Stored items from a collection:

Start

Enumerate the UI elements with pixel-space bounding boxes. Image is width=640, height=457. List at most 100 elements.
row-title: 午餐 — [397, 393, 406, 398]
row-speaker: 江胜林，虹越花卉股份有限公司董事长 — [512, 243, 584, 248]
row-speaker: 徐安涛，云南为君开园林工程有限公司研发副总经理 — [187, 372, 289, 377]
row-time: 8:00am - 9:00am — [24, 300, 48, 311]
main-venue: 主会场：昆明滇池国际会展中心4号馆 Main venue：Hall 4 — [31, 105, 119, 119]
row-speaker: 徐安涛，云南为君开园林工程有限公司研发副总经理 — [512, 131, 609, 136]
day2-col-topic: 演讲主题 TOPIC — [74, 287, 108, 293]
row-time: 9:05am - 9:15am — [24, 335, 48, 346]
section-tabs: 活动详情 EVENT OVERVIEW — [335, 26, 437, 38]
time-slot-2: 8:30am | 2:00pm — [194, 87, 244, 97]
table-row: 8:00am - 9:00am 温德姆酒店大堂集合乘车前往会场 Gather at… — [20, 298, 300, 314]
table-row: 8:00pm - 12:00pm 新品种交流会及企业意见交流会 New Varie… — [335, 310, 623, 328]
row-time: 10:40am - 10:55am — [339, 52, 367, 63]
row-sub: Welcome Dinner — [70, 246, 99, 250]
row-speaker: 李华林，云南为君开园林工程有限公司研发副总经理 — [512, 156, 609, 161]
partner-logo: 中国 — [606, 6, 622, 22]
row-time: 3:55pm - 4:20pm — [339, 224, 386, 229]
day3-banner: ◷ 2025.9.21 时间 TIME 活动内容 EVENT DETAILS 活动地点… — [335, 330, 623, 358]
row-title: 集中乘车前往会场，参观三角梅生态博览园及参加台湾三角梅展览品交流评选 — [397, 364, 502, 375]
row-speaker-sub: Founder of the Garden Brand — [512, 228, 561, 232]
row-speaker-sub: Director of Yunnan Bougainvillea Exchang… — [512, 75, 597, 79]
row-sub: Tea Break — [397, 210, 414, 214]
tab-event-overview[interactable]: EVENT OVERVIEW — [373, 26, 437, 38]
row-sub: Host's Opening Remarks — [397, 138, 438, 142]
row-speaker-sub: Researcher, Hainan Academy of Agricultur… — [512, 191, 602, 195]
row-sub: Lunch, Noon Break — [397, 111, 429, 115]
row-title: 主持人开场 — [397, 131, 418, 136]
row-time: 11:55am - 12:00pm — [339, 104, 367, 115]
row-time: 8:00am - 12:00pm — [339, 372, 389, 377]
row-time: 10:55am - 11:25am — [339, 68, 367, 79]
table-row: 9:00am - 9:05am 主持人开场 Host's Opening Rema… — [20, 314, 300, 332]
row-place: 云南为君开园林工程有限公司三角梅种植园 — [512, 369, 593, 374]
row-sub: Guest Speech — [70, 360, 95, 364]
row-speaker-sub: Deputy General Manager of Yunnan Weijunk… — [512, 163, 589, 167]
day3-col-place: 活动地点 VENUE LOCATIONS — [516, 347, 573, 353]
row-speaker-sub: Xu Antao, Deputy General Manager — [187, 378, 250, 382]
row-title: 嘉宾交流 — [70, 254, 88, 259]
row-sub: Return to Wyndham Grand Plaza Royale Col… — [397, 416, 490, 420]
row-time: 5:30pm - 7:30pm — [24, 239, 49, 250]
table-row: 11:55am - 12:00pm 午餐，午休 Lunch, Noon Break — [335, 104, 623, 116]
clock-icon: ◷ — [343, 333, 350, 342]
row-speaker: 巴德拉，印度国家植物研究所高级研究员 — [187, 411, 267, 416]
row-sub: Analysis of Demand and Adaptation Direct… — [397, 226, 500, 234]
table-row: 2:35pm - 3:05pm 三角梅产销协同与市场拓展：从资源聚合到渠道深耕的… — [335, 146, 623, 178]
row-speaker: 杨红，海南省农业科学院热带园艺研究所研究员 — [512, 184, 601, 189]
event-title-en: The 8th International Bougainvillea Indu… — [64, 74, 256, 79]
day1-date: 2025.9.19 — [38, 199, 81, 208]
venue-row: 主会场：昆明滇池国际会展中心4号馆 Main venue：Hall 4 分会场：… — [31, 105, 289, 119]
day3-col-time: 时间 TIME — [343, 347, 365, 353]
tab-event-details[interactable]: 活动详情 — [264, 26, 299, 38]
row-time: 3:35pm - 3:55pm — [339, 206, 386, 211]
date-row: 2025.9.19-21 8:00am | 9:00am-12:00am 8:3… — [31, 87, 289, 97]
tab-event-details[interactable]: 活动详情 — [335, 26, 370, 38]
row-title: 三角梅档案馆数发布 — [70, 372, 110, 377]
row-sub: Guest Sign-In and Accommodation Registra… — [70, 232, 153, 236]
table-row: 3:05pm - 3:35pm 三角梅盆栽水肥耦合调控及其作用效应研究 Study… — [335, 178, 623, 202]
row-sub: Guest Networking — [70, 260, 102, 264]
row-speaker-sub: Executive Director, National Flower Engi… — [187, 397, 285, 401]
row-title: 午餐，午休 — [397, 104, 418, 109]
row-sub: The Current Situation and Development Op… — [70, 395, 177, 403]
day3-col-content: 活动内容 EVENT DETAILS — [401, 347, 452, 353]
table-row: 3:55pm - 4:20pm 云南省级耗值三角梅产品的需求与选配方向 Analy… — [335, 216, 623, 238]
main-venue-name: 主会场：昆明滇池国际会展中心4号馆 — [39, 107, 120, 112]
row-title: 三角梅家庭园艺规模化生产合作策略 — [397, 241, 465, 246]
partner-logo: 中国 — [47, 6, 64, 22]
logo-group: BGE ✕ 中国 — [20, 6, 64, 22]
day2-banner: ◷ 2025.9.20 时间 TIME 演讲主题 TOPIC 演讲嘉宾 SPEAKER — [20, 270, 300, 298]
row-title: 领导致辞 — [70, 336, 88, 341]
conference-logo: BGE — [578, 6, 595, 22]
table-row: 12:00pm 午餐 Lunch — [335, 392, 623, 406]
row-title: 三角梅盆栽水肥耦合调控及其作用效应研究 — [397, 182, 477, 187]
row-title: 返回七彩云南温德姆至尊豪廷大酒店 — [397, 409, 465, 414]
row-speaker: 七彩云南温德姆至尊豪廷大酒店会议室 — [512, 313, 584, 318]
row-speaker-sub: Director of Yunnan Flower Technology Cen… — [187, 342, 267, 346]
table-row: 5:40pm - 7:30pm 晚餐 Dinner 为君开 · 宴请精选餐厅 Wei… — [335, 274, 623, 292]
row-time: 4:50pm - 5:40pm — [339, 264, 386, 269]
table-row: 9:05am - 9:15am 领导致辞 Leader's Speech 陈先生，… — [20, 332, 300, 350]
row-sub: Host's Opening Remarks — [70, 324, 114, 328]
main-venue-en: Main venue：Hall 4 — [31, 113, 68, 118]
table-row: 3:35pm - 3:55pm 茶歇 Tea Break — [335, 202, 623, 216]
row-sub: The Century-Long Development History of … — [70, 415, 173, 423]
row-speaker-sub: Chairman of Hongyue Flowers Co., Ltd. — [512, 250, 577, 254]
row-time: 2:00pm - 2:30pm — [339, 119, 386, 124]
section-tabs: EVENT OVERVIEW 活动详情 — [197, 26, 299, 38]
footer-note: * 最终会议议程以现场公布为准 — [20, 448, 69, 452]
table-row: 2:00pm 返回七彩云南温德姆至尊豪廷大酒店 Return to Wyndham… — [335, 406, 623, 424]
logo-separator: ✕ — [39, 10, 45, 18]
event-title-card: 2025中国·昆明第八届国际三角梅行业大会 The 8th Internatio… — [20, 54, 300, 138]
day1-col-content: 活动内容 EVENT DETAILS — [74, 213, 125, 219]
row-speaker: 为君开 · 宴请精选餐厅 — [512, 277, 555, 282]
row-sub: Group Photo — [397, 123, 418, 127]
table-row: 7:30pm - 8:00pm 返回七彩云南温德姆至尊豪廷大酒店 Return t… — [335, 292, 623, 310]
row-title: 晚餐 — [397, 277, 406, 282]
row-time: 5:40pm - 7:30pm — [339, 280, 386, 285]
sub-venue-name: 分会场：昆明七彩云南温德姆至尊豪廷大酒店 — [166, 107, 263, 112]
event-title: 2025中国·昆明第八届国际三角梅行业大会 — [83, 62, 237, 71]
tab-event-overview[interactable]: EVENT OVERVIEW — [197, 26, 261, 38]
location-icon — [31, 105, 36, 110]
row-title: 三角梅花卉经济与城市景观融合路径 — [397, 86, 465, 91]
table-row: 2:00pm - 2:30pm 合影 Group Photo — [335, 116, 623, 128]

End

_What to do_. Reproduce the entries from the start up to and including the line with "row-sub: Guest Speech — [70, 360, 95, 364]", substituting "Coffee Break" for "Tea Break" and keeping everything else the same. Give only those lines.

_Completed task_.
Enumerate the UI elements with pixel-space bounding boxes. Image is width=640, height=457. List at most 100 elements.
row-title: 午餐 — [397, 393, 406, 398]
row-speaker: 江胜林，虹越花卉股份有限公司董事长 — [512, 243, 584, 248]
row-speaker: 徐安涛，云南为君开园林工程有限公司研发副总经理 — [187, 372, 289, 377]
row-time: 8:00am - 9:00am — [24, 300, 48, 311]
main-venue: 主会场：昆明滇池国际会展中心4号馆 Main venue：Hall 4 — [31, 105, 119, 119]
row-speaker: 徐安涛，云南为君开园林工程有限公司研发副总经理 — [512, 131, 609, 136]
day2-col-topic: 演讲主题 TOPIC — [74, 287, 108, 293]
row-time: 9:05am - 9:15am — [24, 335, 48, 346]
section-tabs: 活动详情 EVENT OVERVIEW — [335, 26, 437, 38]
time-slot-2: 8:30am | 2:00pm — [194, 87, 244, 97]
table-row: 8:00am - 9:00am 温德姆酒店大堂集合乘车前往会场 Gather at… — [20, 298, 300, 314]
table-row: 8:00pm - 12:00pm 新品种交流会及企业意见交流会 New Varie… — [335, 310, 623, 328]
row-time: 10:40am - 10:55am — [339, 52, 367, 63]
row-sub: Welcome Dinner — [70, 246, 99, 250]
row-speaker: 李华林，云南为君开园林工程有限公司研发副总经理 — [512, 156, 609, 161]
partner-logo: 中国 — [606, 6, 622, 22]
row-time: 3:55pm - 4:20pm — [339, 224, 386, 229]
day3-banner: ◷ 2025.9.21 时间 TIME 活动内容 EVENT DETAILS 活动地点… — [335, 330, 623, 358]
row-title: 集中乘车前往会场，参观三角梅生态博览园及参加台湾三角梅展览品交流评选 — [397, 364, 502, 375]
row-speaker-sub: Founder of the Garden Brand — [512, 228, 561, 232]
row-speaker-sub: Director of Yunnan Bougainvillea Exchang… — [512, 75, 597, 79]
row-sub: Coffee Break — [397, 210, 414, 214]
tab-event-overview[interactable]: EVENT OVERVIEW — [373, 26, 437, 38]
row-sub: Host's Opening Remarks — [397, 138, 438, 142]
row-speaker-sub: Researcher, Hainan Academy of Agricultur… — [512, 191, 602, 195]
row-sub: Lunch, Noon Break — [397, 111, 429, 115]
row-title: 主持人开场 — [397, 131, 418, 136]
row-time: 11:55am - 12:00pm — [339, 104, 367, 115]
row-time: 8:00am - 12:00pm — [339, 372, 389, 377]
row-time: 10:55am - 11:25am — [339, 68, 367, 79]
table-row: 9:00am - 9:05am 主持人开场 Host's Opening Rema… — [20, 314, 300, 332]
row-place: 云南为君开园林工程有限公司三角梅种植园 — [512, 369, 593, 374]
row-sub: Guest Speech — [70, 360, 95, 364]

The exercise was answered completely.